══ INPUT ══

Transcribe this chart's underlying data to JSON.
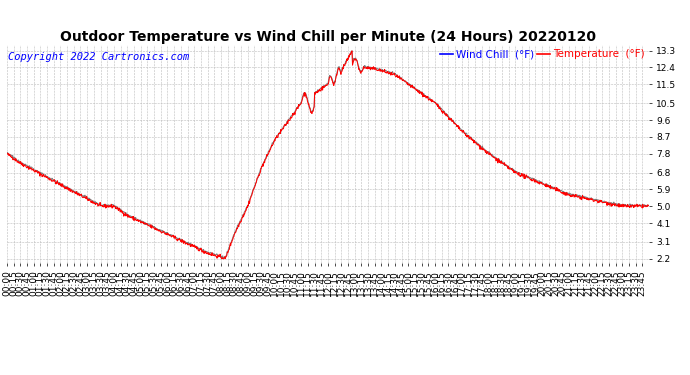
{
  "title": "Outdoor Temperature vs Wind Chill per Minute (24 Hours) 20220120",
  "copyright": "Copyright 2022 Cartronics.com",
  "legend_wind_chill": "Wind Chill  (°F)",
  "legend_temperature": "Temperature  (°F)",
  "wind_chill_color": "red",
  "temperature_color": "gray",
  "background_color": "white",
  "grid_color": "#bbbbbb",
  "yticks": [
    2.2,
    3.1,
    4.1,
    5.0,
    5.9,
    6.8,
    7.8,
    8.7,
    9.6,
    10.5,
    11.5,
    12.4,
    13.3
  ],
  "ylim": [
    2.0,
    13.6
  ],
  "total_minutes": 1440,
  "title_fontsize": 10,
  "axis_fontsize": 6.5,
  "copyright_fontsize": 7.5
}
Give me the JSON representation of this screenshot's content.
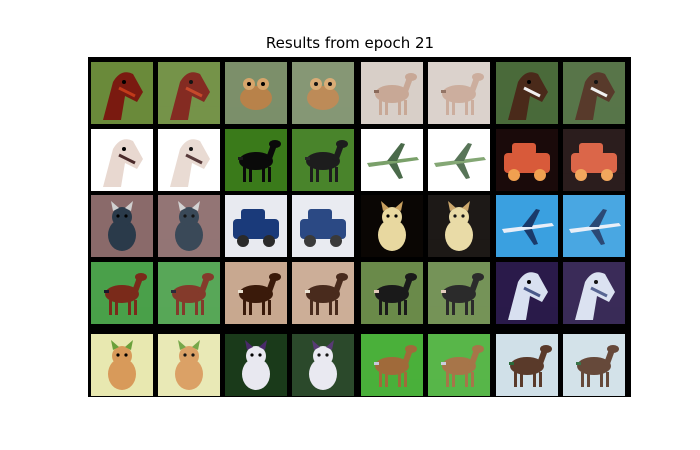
{
  "figure": {
    "title": "Results from epoch 21"
  },
  "grid": {
    "rows": 5,
    "pairs_per_row": 4,
    "background": "#000000",
    "pairs": [
      {
        "subject": "horse-head",
        "bg": "#6a8a3a",
        "fg": "#7a1a10",
        "accent": "#c23a1a"
      },
      {
        "subject": "frog",
        "bg": "#7c8f6a",
        "fg": "#b8824a",
        "accent": "#d6a56b"
      },
      {
        "subject": "horse",
        "bg": "#d8cfc8",
        "fg": "#c8a896",
        "accent": "#8a6a5a"
      },
      {
        "subject": "horse-head",
        "bg": "#4a6a3a",
        "fg": "#4a2a1a",
        "accent": "#f0f0f0"
      },
      {
        "subject": "horse-head",
        "bg": "#ffffff",
        "fg": "#e8d8d0",
        "accent": "#4a2a2a"
      },
      {
        "subject": "horse",
        "bg": "#3a7a1a",
        "fg": "#0a0a0a",
        "accent": "#1a1a1a"
      },
      {
        "subject": "airplane",
        "bg": "#ffffff",
        "fg": "#7aa06a",
        "accent": "#4a6a4a"
      },
      {
        "subject": "truck",
        "bg": "#1a0a0a",
        "fg": "#d85a3a",
        "accent": "#f0a050"
      },
      {
        "subject": "dog",
        "bg": "#8a6a6a",
        "fg": "#2a3a4a",
        "accent": "#d0d0d0"
      },
      {
        "subject": "car",
        "bg": "#e8eaf0",
        "fg": "#1a3a7a",
        "accent": "#2a2a2a"
      },
      {
        "subject": "dog",
        "bg": "#0a0604",
        "fg": "#e8d8a0",
        "accent": "#c8a060"
      },
      {
        "subject": "airplane",
        "bg": "#3aa0e0",
        "fg": "#e8eef8",
        "accent": "#1a3a6a"
      },
      {
        "subject": "horse",
        "bg": "#4aa04a",
        "fg": "#7a2a1a",
        "accent": "#1a1a2a"
      },
      {
        "subject": "horse",
        "bg": "#c8a890",
        "fg": "#3a1a0a",
        "accent": "#e8e0d0"
      },
      {
        "subject": "horse",
        "bg": "#6a8a4a",
        "fg": "#1a1a1a",
        "accent": "#e0c8b8"
      },
      {
        "subject": "horse-head",
        "bg": "#2a1a4a",
        "fg": "#d8e0f0",
        "accent": "#4a5a8a"
      },
      {
        "subject": "cat",
        "bg": "#e8e8b0",
        "fg": "#d89a5a",
        "accent": "#6aa03a"
      },
      {
        "subject": "dog",
        "bg": "#1a3a1a",
        "fg": "#e8e8f0",
        "accent": "#4a2a6a"
      },
      {
        "subject": "deer",
        "bg": "#4ab03a",
        "fg": "#a06a3a",
        "accent": "#c8c8d8"
      },
      {
        "subject": "horse",
        "bg": "#d0e0e8",
        "fg": "#5a3a2a",
        "accent": "#2a6a3a"
      }
    ]
  }
}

═══

▸ DIRECTIVE
Except for the pictures, copy the material above exactly.

▸ CORRECT RESPONSE
Transcribe this chart's underlying data to JSON.
{
  "title": "Outdoor Temperature vs Wind Chill per Minute (24 Hours) 20220120",
  "copyright": "Copyright 2022 Cartronics.com",
  "legend_wind_chill": "Wind Chill  (°F)",
  "legend_temperature": "Temperature  (°F)",
  "wind_chill_color": "red",
  "temperature_color": "gray",
  "background_color": "white",
  "grid_color": "#bbbbbb",
  "yticks": [
    2.2,
    3.1,
    4.1,
    5.0,
    5.9,
    6.8,
    7.8,
    8.7,
    9.6,
    10.5,
    11.5,
    12.4,
    13.3
  ],
  "ylim": [
    2.0,
    13.6
  ],
  "total_minutes": 1440,
  "title_fontsize": 10,
  "axis_fontsize": 6.5,
  "copyright_fontsize": 7.5
}
Give me the JSON representation of this screenshot's content.
{
  "figure": {
    "title": "Results from epoch 21"
  },
  "grid": {
    "rows": 5,
    "pairs_per_row": 4,
    "background": "#000000",
    "pairs": [
      {
        "subject": "horse-head",
        "bg": "#6a8a3a",
        "fg": "#7a1a10",
        "accent": "#c23a1a"
      },
      {
        "subject": "frog",
        "bg": "#7c8f6a",
        "fg": "#b8824a",
        "accent": "#d6a56b"
      },
      {
        "subject": "horse",
        "bg": "#d8cfc8",
        "fg": "#c8a896",
        "accent": "#8a6a5a"
      },
      {
        "subject": "horse-head",
        "bg": "#4a6a3a",
        "fg": "#4a2a1a",
        "accent": "#f0f0f0"
      },
      {
        "subject": "horse-head",
        "bg": "#ffffff",
        "fg": "#e8d8d0",
        "accent": "#4a2a2a"
      },
      {
        "subject": "horse",
        "bg": "#3a7a1a",
        "fg": "#0a0a0a",
        "accent": "#1a1a1a"
      },
      {
        "subject": "airplane",
        "bg": "#ffffff",
        "fg": "#7aa06a",
        "accent": "#4a6a4a"
      },
      {
        "subject": "truck",
        "bg": "#1a0a0a",
        "fg": "#d85a3a",
        "accent": "#f0a050"
      },
      {
        "subject": "dog",
        "bg": "#8a6a6a",
        "fg": "#2a3a4a",
        "accent": "#d0d0d0"
      },
      {
        "subject": "car",
        "bg": "#e8eaf0",
        "fg": "#1a3a7a",
        "accent": "#2a2a2a"
      },
      {
        "subject": "dog",
        "bg": "#0a0604",
        "fg": "#e8d8a0",
        "accent": "#c8a060"
      },
      {
        "subject": "airplane",
        "bg": "#3aa0e0",
        "fg": "#e8eef8",
        "accent": "#1a3a6a"
      },
      {
        "subject": "horse",
        "bg": "#4aa04a",
        "fg": "#7a2a1a",
        "accent": "#1a1a2a"
      },
      {
        "subject": "horse",
        "bg": "#c8a890",
        "fg": "#3a1a0a",
        "accent": "#e8e0d0"
      },
      {
        "subject": "horse",
        "bg": "#6a8a4a",
        "fg": "#1a1a1a",
        "accent": "#e0c8b8"
      },
      {
        "subject": "horse-head",
        "bg": "#2a1a4a",
        "fg": "#d8e0f0",
        "accent": "#4a5a8a"
      },
      {
        "subject": "cat",
        "bg": "#e8e8b0",
        "fg": "#d89a5a",
        "accent": "#6aa03a"
      },
      {
        "subject": "dog",
        "bg": "#1a3a1a",
        "fg": "#e8e8f0",
        "accent": "#4a2a6a"
      },
      {
        "subject": "deer",
        "bg": "#4ab03a",
        "fg": "#a06a3a",
        "accent": "#c8c8d8"
      },
      {
        "subject": "horse",
        "bg": "#d0e0e8",
        "fg": "#5a3a2a",
        "accent": "#2a6a3a"
      }
    ]
  }
}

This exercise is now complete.